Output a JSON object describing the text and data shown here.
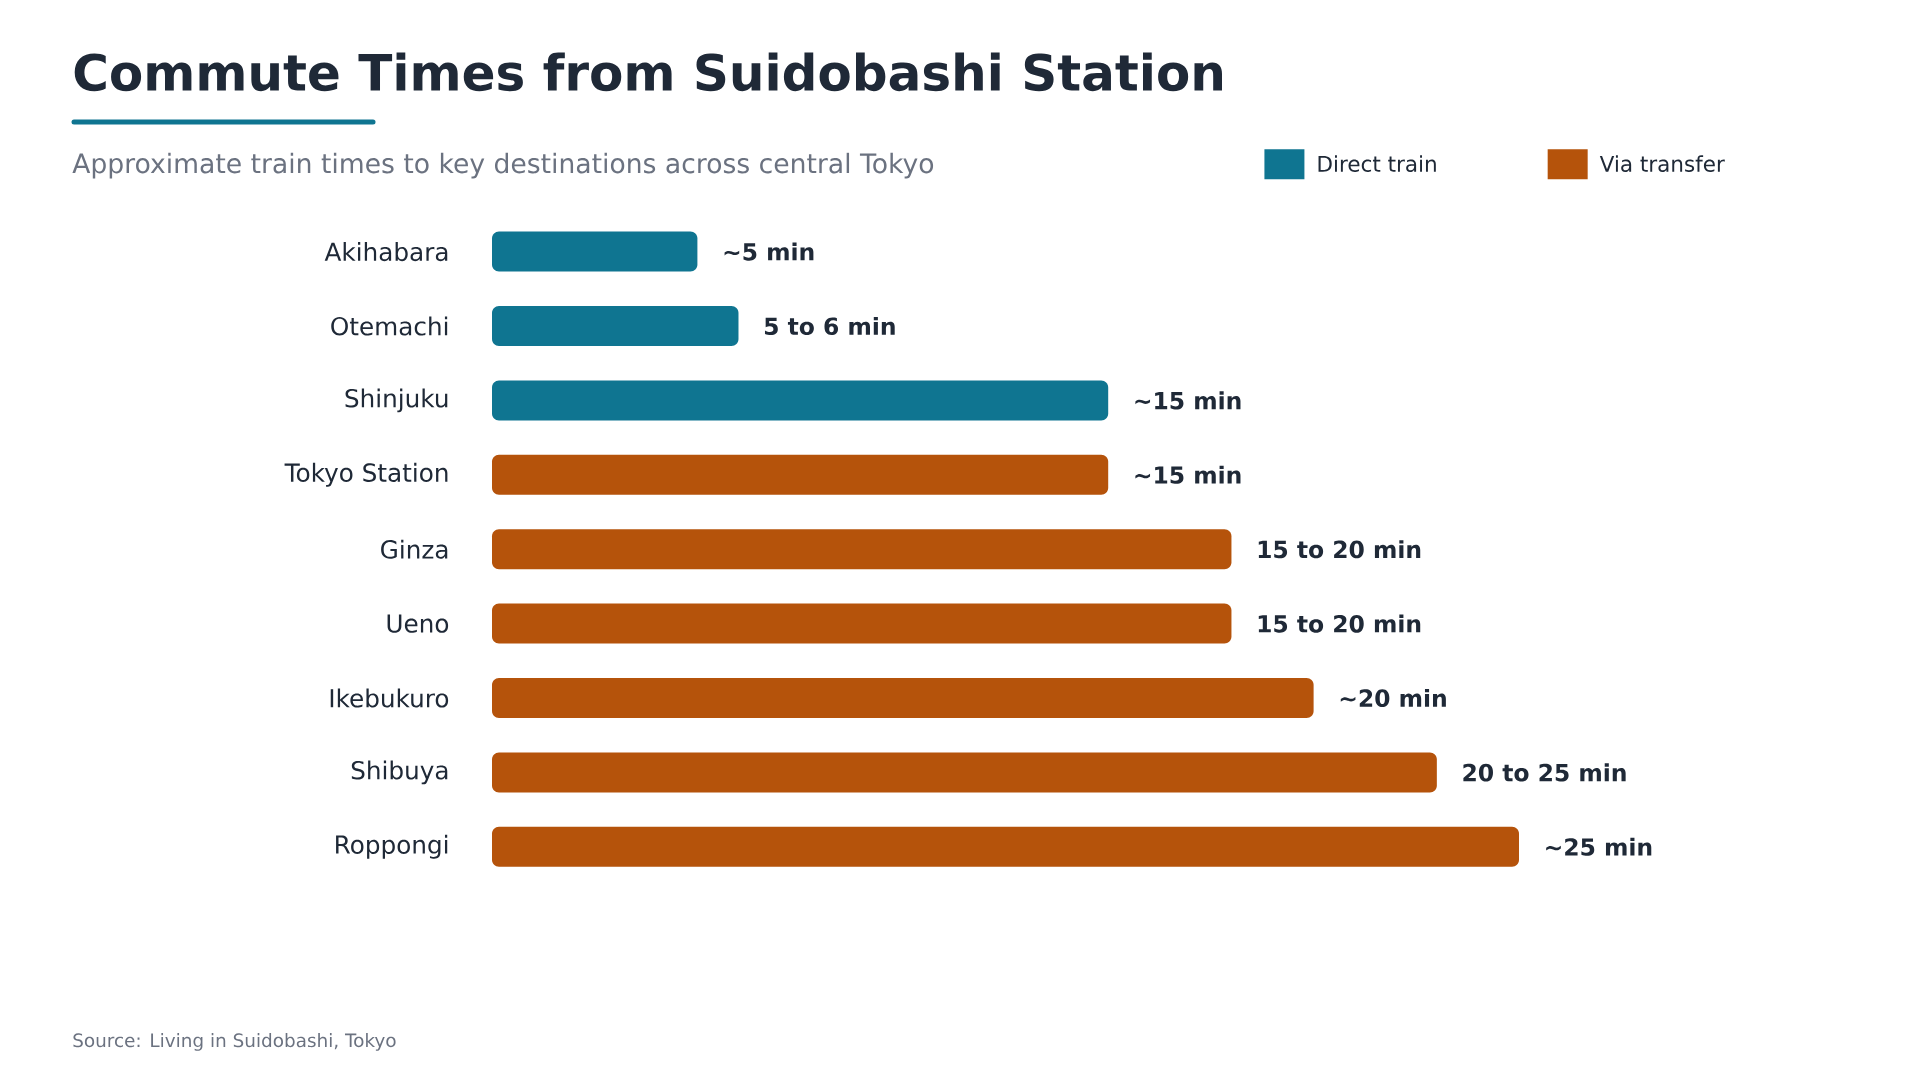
{
  "chart_data": {
    "type": "bar",
    "orientation": "horizontal",
    "title": "Commute Times from Suidobashi Station",
    "subtitle": "Approximate train times to key destinations across central Tokyo",
    "categories": [
      "Akihabara",
      "Otemachi",
      "Shinjuku",
      "Tokyo Station",
      "Ginza",
      "Ueno",
      "Ikebukuro",
      "Shibuya",
      "Roppongi"
    ],
    "series": [
      {
        "name": "Direct train",
        "color": "#0f7591",
        "values": [
          5,
          6,
          15,
          null,
          null,
          null,
          null,
          null,
          null
        ],
        "value_labels": [
          "~5 min",
          null,
          "~15 min",
          null,
          null,
          null,
          null,
          null,
          null
        ]
      },
      {
        "name": "Via transfer",
        "color": "#b5530b",
        "values": [
          null,
          null,
          null,
          15,
          18,
          18,
          20,
          23,
          25
        ],
        "value_labels": [
          null,
          null,
          null,
          "~15 min",
          null,
          null,
          "~20 min",
          null,
          "~25 min"
        ]
      }
    ],
    "legend": "top right",
    "annotations": [
      {
        "text": "5 to 6 min",
        "x": 6,
        "y": "Otemachi"
      },
      {
        "text": "15 to 20 min",
        "x": 18,
        "y": "Ginza"
      },
      {
        "text": "15 to 20 min",
        "x": 18,
        "y": "Ueno"
      },
      {
        "text": "20 to 25 min",
        "x": 23,
        "y": "Shibuya"
      },
      "Source: Living in Suidobashi, Tokyo"
    ]
  }
}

□ □ □ □ □

_EXERCISE TASK_:
Determine how many lines of the records above contain the word "name", and report only that number.

_RESPONSE_:
2